[Records contained in a dataset]
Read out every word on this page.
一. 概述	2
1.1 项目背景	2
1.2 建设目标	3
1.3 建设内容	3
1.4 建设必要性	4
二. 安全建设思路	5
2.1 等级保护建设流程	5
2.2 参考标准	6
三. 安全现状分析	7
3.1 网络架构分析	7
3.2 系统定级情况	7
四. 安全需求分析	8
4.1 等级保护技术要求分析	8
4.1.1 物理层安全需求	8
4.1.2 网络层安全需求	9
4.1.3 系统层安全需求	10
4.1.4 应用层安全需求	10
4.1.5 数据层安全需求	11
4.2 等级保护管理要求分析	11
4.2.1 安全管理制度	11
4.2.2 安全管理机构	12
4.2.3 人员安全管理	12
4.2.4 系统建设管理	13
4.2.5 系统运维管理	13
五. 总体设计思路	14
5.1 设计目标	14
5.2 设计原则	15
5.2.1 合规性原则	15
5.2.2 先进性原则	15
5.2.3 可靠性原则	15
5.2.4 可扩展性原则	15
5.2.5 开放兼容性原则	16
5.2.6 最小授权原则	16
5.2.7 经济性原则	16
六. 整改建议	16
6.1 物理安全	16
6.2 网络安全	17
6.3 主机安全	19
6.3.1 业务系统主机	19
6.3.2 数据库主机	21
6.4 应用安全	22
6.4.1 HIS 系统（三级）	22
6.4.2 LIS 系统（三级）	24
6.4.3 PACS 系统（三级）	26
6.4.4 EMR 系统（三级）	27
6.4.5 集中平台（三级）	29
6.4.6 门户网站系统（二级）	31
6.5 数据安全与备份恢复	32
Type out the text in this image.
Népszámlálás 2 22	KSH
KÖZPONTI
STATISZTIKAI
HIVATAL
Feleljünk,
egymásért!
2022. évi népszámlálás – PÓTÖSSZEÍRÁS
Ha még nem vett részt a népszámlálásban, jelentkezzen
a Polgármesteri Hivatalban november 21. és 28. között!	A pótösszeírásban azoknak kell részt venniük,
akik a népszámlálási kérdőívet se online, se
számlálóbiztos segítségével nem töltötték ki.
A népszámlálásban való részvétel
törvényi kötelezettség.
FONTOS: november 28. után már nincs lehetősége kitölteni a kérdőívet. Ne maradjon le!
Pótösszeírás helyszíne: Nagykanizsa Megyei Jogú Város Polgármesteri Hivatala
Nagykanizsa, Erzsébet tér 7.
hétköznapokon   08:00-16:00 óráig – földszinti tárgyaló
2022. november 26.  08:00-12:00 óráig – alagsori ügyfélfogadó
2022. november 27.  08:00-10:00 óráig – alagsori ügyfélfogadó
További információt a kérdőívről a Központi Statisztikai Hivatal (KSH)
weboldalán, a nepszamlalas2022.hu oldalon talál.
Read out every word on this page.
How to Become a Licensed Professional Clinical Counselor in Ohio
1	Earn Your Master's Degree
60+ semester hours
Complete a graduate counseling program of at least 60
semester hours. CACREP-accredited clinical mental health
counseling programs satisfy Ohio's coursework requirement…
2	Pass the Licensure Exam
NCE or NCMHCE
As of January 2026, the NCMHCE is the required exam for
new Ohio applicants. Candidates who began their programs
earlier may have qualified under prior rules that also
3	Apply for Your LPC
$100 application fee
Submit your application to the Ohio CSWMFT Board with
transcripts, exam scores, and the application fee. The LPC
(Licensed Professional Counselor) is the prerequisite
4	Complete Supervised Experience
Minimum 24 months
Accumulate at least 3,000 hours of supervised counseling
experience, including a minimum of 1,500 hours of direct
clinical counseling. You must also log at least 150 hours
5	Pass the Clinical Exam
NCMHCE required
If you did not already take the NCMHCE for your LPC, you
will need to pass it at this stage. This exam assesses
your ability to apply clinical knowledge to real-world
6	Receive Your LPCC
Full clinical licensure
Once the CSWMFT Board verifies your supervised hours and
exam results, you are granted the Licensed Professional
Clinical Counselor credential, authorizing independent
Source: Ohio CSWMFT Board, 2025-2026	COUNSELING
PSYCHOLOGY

_Directive_:
Exactly as shown above, return every record.

_Task response_:
Read out every word on this page.
一. 概述	2
1.1 项目背景	2
1.2 建设目标	3
1.3 建设内容	3
1.4 建设必要性	4
二. 安全建设思路	5
2.1 等级保护建设流程	5
2.2 参考标准	6
三. 安全现状分析	7
3.1 网络架构分析	7
3.2 系统定级情况	7
四. 安全需求分析	8
4.1 等级保护技术要求分析	8
4.1.1 物理层安全需求	8
4.1.2 网络层安全需求	9
4.1.3 系统层安全需求	10
4.1.4 应用层安全需求	10
4.1.5 数据层安全需求	11
4.2 等级保护管理要求分析	11
4.2.1 安全管理制度	11
4.2.2 安全管理机构	12
4.2.3 人员安全管理	12
4.2.4 系统建设管理	13
4.2.5 系统运维管理	13
五. 总体设计思路	14
5.1 设计目标	14
5.2 设计原则	15
5.2.1 合规性原则	15
5.2.2 先进性原则	15
5.2.3 可靠性原则	15
5.2.4 可扩展性原则	15
5.2.5 开放兼容性原则	16
5.2.6 最小授权原则	16
5.2.7 经济性原则	16
六. 整改建议	16
6.1 物理安全	16
6.2 网络安全	17
6.3 主机安全	19
6.3.1 业务系统主机	19
6.3.2 数据库主机	21
6.4 应用安全	22
6.4.1 HIS 系统（三级）	22
6.4.2 LIS 系统（三级）	24
6.4.3 PACS 系统（三级）	26
6.4.4 EMR 系统（三级）	27
6.4.5 集中平台（三级）	29
6.4.6 门户网站系统（二级）	31
6.5 数据安全与备份恢复	32
Type out the text in this image.
Népszámlálás 2 22	KSH
KÖZPONTI
STATISZTIKAI
HIVATAL
Feleljünk,
egymásért!
2022. évi népszámlálás – PÓTÖSSZEÍRÁS
Ha még nem vett részt a népszámlálásban, jelentkezzen
a Polgármesteri Hivatalban november 21. és 28. között!	A pótösszeírásban azoknak kell részt venniük,
akik a népszámlálási kérdőívet se online, se
számlálóbiztos segítségével nem töltötték ki.
A népszámlálásban való részvétel
törvényi kötelezettség.
FONTOS: november 28. után már nincs lehetősége kitölteni a kérdőívet. Ne maradjon le!
Pótösszeírás helyszíne: Nagykanizsa Megyei Jogú Város Polgármesteri Hivatala
Nagykanizsa, Erzsébet tér 7.
hétköznapokon   08:00-16:00 óráig – földszinti tárgyaló
2022. november 26.  08:00-12:00 óráig – alagsori ügyfélfogadó
2022. november 27.  08:00-10:00 óráig – alagsori ügyfélfogadó
További információt a kérdőívről a Központi Statisztikai Hivatal (KSH)
weboldalán, a nepszamlalas2022.hu oldalon talál.
Read out every word on this page.
How to Become a Licensed Professional Clinical Counselor in Ohio
1	Earn Your Master's Degree
60+ semester hours
Complete a graduate counseling program of at least 60
semester hours. CACREP-accredited clinical mental health
counseling programs satisfy Ohio's coursework requirement…
2	Pass the Licensure Exam
NCE or NCMHCE
As of January 2026, the NCMHCE is the required exam for
new Ohio applicants. Candidates who began their programs
earlier may have qualified under prior rules that also
3	Apply for Your LPC
$100 application fee
Submit your application to the Ohio CSWMFT Board with
transcripts, exam scores, and the application fee. The LPC
(Licensed Professional Counselor) is the prerequisite
4	Complete Supervised Experience
Minimum 24 months
Accumulate at least 3,000 hours of supervised counseling
experience, including a minimum of 1,500 hours of direct
clinical counseling. You must also log at least 150 hours
5	Pass the Clinical Exam
NCMHCE required
If you did not already take the NCMHCE for your LPC, you
will need to pass it at this stage. This exam assesses
your ability to apply clinical knowledge to real-world
6	Receive Your LPCC
Full clinical licensure
Once the CSWMFT Board verifies your supervised hours and
exam results, you are granted the Licensed Professional
Clinical Counselor credential, authorizing independent
Source: Ohio CSWMFT Board, 2025-2026	COUNSELING
PSYCHOLOGY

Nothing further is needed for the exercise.